▶ _REQUIRED WORK_: From the records below, extract all the text exactly and leave the images behind.

▶ _SOURCE RECORDS_:
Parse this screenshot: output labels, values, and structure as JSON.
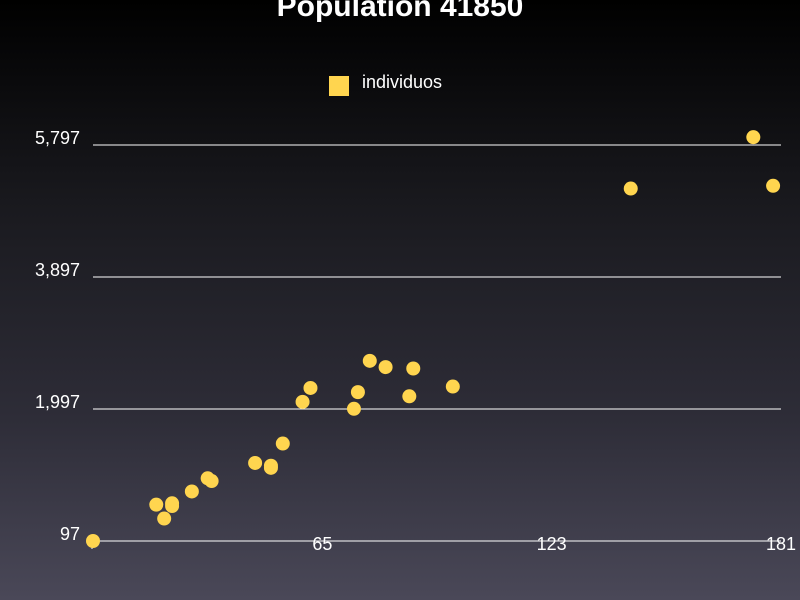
{
  "chart_data": {
    "type": "scatter",
    "title": "Population 41850",
    "xlabel": "",
    "ylabel": "",
    "xlim": [
      7,
      181
    ],
    "ylim": [
      97,
      5797
    ],
    "x_ticks": [
      65,
      123,
      181
    ],
    "x_tick_labels": [
      "65",
      "123",
      "181"
    ],
    "y_ticks": [
      97,
      1997,
      3897,
      5797
    ],
    "y_tick_labels": [
      "97",
      "1,997",
      "3,897",
      "5,797"
    ],
    "grid": true,
    "legend_position": "top-center",
    "series": [
      {
        "name": "individuos",
        "color": "#ffd54f",
        "marker": "circle",
        "points": [
          {
            "x": 7,
            "y": 97
          },
          {
            "x": 23,
            "y": 620
          },
          {
            "x": 25,
            "y": 420
          },
          {
            "x": 27,
            "y": 600
          },
          {
            "x": 27,
            "y": 640
          },
          {
            "x": 32,
            "y": 810
          },
          {
            "x": 36,
            "y": 1000
          },
          {
            "x": 37,
            "y": 960
          },
          {
            "x": 48,
            "y": 1220
          },
          {
            "x": 52,
            "y": 1180
          },
          {
            "x": 52,
            "y": 1150
          },
          {
            "x": 55,
            "y": 1500
          },
          {
            "x": 60,
            "y": 2100
          },
          {
            "x": 62,
            "y": 2300
          },
          {
            "x": 73,
            "y": 2000
          },
          {
            "x": 74,
            "y": 2240
          },
          {
            "x": 77,
            "y": 2690
          },
          {
            "x": 81,
            "y": 2600
          },
          {
            "x": 87,
            "y": 2180
          },
          {
            "x": 88,
            "y": 2580
          },
          {
            "x": 98,
            "y": 2320
          },
          {
            "x": 143,
            "y": 5170
          },
          {
            "x": 174,
            "y": 5910
          },
          {
            "x": 179,
            "y": 5210
          }
        ]
      }
    ]
  }
}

▶ _EXERCISE RESULT_:
Parse this screenshot: output labels, values, and structure as JSON.
{
  "chart_data": {
    "type": "scatter",
    "title": "Population 41850",
    "xlabel": "",
    "ylabel": "",
    "xlim": [
      7,
      181
    ],
    "ylim": [
      97,
      5797
    ],
    "x_ticks": [
      65,
      123,
      181
    ],
    "x_tick_labels": [
      "65",
      "123",
      "181"
    ],
    "y_ticks": [
      97,
      1997,
      3897,
      5797
    ],
    "y_tick_labels": [
      "97",
      "1,997",
      "3,897",
      "5,797"
    ],
    "grid": true,
    "legend_position": "top-center",
    "series": [
      {
        "name": "individuos",
        "color": "#ffd54f",
        "marker": "circle",
        "points": [
          {
            "x": 7,
            "y": 97
          },
          {
            "x": 23,
            "y": 620
          },
          {
            "x": 25,
            "y": 420
          },
          {
            "x": 27,
            "y": 600
          },
          {
            "x": 27,
            "y": 640
          },
          {
            "x": 32,
            "y": 810
          },
          {
            "x": 36,
            "y": 1000
          },
          {
            "x": 37,
            "y": 960
          },
          {
            "x": 48,
            "y": 1220
          },
          {
            "x": 52,
            "y": 1180
          },
          {
            "x": 52,
            "y": 1150
          },
          {
            "x": 55,
            "y": 1500
          },
          {
            "x": 60,
            "y": 2100
          },
          {
            "x": 62,
            "y": 2300
          },
          {
            "x": 73,
            "y": 2000
          },
          {
            "x": 74,
            "y": 2240
          },
          {
            "x": 77,
            "y": 2690
          },
          {
            "x": 81,
            "y": 2600
          },
          {
            "x": 87,
            "y": 2180
          },
          {
            "x": 88,
            "y": 2580
          },
          {
            "x": 98,
            "y": 2320
          },
          {
            "x": 143,
            "y": 5170
          },
          {
            "x": 174,
            "y": 5910
          },
          {
            "x": 179,
            "y": 5210
          }
        ]
      }
    ]
  }
}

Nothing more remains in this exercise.